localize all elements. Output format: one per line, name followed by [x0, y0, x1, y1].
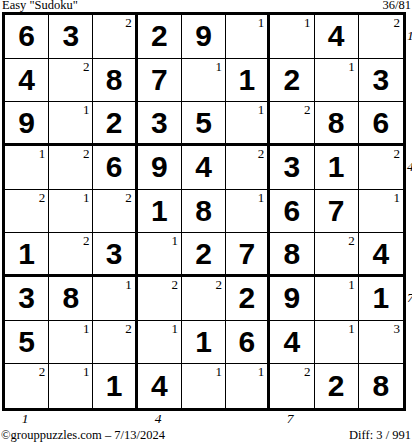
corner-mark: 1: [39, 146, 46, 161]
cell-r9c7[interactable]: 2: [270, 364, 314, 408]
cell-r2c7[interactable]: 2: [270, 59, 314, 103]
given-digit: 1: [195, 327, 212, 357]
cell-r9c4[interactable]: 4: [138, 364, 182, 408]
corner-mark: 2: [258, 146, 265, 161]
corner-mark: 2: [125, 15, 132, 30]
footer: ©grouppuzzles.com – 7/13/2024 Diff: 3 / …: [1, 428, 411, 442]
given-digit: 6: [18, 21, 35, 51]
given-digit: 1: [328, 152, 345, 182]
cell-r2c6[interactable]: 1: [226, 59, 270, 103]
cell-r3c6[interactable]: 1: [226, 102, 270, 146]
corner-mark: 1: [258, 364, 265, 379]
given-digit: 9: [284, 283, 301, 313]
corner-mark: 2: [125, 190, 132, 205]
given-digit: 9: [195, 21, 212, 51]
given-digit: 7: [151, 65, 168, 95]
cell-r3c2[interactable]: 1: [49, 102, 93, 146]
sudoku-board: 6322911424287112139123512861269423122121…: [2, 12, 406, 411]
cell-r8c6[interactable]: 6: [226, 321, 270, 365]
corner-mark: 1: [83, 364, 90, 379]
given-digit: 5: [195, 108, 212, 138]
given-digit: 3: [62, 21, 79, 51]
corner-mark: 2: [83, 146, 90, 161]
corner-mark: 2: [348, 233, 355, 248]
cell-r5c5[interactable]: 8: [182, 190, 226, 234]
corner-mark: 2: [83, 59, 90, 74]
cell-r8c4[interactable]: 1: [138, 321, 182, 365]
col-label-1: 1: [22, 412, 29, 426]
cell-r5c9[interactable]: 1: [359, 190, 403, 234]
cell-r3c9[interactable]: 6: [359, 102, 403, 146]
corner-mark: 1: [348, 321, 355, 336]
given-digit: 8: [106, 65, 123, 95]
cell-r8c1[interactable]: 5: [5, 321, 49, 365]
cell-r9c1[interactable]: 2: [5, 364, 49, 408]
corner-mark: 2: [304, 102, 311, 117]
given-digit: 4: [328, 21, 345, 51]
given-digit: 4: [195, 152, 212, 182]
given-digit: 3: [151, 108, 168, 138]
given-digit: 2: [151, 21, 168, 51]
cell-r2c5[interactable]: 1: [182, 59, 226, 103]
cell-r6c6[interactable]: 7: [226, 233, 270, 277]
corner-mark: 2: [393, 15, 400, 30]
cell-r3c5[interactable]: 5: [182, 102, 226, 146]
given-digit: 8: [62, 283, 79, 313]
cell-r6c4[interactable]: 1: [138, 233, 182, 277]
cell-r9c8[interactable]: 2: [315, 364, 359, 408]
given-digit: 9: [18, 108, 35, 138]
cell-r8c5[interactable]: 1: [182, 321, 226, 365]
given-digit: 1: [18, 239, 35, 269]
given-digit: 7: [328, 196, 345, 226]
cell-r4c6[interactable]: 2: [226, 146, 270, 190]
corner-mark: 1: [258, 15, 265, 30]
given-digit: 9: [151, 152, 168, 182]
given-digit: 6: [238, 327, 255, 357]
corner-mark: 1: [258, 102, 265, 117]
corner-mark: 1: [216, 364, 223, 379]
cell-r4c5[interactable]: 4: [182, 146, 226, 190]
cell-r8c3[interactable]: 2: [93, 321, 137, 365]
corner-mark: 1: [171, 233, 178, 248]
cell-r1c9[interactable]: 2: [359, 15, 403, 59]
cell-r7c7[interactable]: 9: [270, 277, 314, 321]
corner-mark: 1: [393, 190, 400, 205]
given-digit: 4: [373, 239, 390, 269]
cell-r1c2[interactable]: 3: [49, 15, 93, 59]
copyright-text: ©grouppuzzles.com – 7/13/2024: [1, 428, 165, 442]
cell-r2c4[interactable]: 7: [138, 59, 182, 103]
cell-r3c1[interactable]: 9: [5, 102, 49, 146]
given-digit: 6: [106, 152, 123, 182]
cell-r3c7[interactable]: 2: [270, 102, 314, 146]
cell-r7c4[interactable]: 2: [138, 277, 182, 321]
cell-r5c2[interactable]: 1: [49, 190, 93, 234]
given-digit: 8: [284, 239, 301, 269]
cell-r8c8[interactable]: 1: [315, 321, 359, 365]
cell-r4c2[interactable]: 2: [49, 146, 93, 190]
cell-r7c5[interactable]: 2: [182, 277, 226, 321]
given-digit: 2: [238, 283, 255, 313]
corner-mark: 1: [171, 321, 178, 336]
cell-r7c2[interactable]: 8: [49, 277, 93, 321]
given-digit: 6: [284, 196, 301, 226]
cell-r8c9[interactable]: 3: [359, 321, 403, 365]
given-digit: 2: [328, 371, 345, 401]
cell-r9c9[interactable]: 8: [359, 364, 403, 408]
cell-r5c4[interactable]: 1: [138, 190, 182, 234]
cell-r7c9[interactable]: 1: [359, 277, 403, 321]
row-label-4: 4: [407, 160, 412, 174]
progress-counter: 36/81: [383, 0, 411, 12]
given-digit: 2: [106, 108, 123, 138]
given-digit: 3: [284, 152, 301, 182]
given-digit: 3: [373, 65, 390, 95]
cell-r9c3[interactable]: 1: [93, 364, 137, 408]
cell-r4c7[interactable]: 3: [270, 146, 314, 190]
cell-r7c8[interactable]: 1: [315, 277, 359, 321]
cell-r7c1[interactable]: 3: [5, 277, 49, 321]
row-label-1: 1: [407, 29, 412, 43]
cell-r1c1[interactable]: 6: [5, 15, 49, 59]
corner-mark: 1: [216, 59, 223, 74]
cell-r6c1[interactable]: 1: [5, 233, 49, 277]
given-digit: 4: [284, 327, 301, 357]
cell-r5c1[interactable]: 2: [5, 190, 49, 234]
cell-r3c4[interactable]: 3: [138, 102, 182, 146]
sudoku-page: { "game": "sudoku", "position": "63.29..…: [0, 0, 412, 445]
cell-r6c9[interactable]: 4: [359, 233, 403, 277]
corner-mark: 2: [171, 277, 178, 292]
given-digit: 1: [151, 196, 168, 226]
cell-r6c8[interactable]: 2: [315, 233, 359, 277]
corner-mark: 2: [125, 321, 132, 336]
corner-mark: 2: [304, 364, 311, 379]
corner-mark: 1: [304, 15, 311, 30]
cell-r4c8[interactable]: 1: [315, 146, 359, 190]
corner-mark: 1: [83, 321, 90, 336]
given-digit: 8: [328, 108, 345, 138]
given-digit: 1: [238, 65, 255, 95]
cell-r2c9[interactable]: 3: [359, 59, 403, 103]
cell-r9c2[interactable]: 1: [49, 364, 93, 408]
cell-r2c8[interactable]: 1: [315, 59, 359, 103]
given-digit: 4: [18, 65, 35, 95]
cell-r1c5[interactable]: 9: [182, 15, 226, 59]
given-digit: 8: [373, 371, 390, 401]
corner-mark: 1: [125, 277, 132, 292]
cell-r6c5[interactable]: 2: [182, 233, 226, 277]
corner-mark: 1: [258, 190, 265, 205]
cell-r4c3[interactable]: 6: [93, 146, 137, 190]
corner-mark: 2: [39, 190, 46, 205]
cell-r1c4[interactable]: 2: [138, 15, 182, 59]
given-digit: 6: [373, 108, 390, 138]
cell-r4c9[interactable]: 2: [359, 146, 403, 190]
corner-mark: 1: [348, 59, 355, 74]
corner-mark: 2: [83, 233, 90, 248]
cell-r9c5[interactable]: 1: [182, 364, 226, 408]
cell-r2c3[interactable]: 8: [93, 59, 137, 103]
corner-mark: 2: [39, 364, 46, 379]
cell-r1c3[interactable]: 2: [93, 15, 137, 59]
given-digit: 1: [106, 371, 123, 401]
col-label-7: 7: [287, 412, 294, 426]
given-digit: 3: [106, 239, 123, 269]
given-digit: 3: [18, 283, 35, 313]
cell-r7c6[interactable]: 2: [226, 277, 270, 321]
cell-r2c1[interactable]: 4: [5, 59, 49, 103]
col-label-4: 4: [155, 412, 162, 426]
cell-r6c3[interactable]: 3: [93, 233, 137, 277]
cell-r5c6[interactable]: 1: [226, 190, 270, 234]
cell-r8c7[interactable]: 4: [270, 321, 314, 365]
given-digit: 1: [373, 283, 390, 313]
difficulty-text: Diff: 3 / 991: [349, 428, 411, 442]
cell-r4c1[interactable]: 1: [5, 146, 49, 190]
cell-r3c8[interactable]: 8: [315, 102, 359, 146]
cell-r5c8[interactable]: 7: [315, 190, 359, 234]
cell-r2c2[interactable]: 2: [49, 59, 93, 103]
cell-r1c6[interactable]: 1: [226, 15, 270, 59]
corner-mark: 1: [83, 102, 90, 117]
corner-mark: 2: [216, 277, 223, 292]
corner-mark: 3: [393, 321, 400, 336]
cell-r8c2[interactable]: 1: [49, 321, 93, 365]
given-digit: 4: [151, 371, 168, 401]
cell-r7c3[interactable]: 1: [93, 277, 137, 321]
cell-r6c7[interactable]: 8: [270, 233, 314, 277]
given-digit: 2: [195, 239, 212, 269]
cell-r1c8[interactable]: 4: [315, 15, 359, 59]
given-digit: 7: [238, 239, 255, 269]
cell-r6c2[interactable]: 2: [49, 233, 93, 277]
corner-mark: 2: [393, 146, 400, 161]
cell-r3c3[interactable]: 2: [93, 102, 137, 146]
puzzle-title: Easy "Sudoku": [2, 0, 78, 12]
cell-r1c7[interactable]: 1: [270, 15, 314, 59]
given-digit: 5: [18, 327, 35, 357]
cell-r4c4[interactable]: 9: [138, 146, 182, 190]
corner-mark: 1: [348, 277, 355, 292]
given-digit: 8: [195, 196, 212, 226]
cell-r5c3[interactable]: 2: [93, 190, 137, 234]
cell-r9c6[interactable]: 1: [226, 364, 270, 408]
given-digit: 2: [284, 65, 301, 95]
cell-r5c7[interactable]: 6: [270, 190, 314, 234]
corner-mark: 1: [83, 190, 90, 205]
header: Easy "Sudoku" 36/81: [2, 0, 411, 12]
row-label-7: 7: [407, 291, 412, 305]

== Aim ==
Copy out, unchanged, everything from the line containing "corner-mark: 1: [39, 146, 46, 161]" down to the line containing "cell-r2c6[interactable]: 1: [226, 59, 270, 103]".

== Result of this task ==
corner-mark: 1: [39, 146, 46, 161]
cell-r9c7[interactable]: 2: [270, 364, 314, 408]
cell-r2c7[interactable]: 2: [270, 59, 314, 103]
given-digit: 1: [195, 327, 212, 357]
cell-r9c4[interactable]: 4: [138, 364, 182, 408]
corner-mark: 2: [258, 146, 265, 161]
corner-mark: 2: [125, 15, 132, 30]
footer: ©grouppuzzles.com – 7/13/2024 Diff: 3 / …: [1, 428, 411, 442]
given-digit: 6: [18, 21, 35, 51]
given-digit: 1: [328, 152, 345, 182]
cell-r2c6[interactable]: 1: [226, 59, 270, 103]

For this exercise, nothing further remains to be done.